● Task prompt: Identify and reproduce every line holding the string "board".

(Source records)

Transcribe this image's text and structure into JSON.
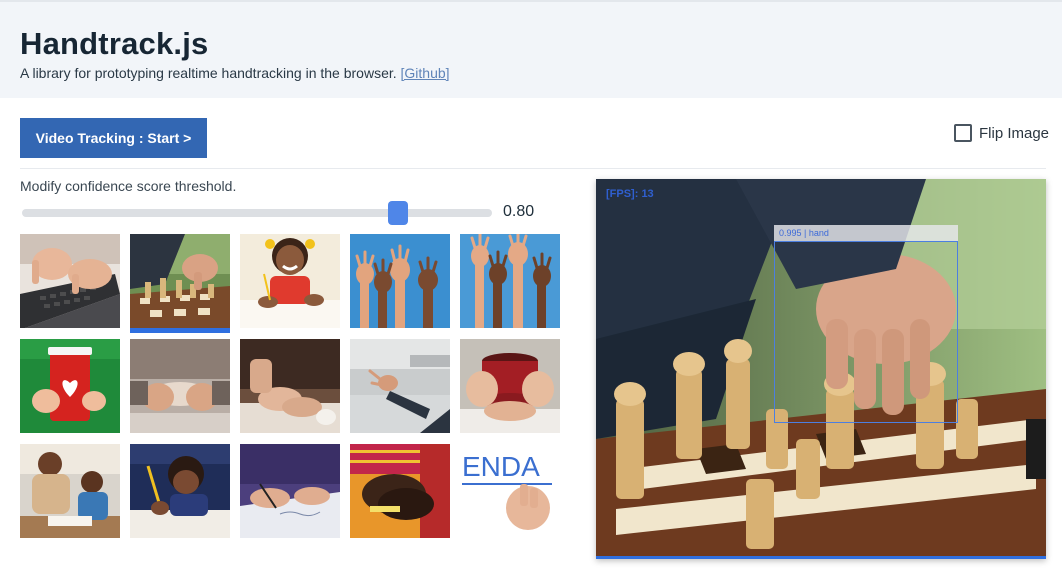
{
  "header": {
    "title": "Handtrack.js",
    "subtitle": "A library for prototyping realtime handtracking in the browser.",
    "github_link": "[Github]"
  },
  "controls": {
    "start_button": "Video Tracking : Start >",
    "flip_label": "Flip Image",
    "flip_checked": false,
    "threshold_label": "Modify confidence score threshold.",
    "threshold_value": "0.80",
    "threshold_fraction": 0.8
  },
  "thumbnails": [
    {
      "name": "typing-on-laptop",
      "selected": false
    },
    {
      "name": "chess-hand",
      "selected": true
    },
    {
      "name": "girl-writing",
      "selected": false
    },
    {
      "name": "raised-hands-1",
      "selected": false
    },
    {
      "name": "raised-hands-2",
      "selected": false
    },
    {
      "name": "holding-red-cup",
      "selected": false
    },
    {
      "name": "hands-holding-phone",
      "selected": false
    },
    {
      "name": "hands-on-table",
      "selected": false
    },
    {
      "name": "hand-reaching",
      "selected": false
    },
    {
      "name": "holding-mug",
      "selected": false
    },
    {
      "name": "father-son-homework",
      "selected": false
    },
    {
      "name": "boy-writing",
      "selected": false
    },
    {
      "name": "hands-writing",
      "selected": false
    },
    {
      "name": "clasped-hands",
      "selected": false
    },
    {
      "name": "writing-on-board",
      "selected": false
    }
  ],
  "thumbnail_text": {
    "writing-on-board": "ENDA"
  },
  "video": {
    "fps_text": "[FPS]: 13",
    "detection_label": "0.995  | hand",
    "detection_score": 0.995,
    "detection_class": "hand"
  },
  "colors": {
    "primary": "#3367b3",
    "accent": "#2f6fe0",
    "header_bg": "#f2f5f9"
  }
}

● Task output:
      "name": "writing-on-board",
    "writing-on-board": "ENDA"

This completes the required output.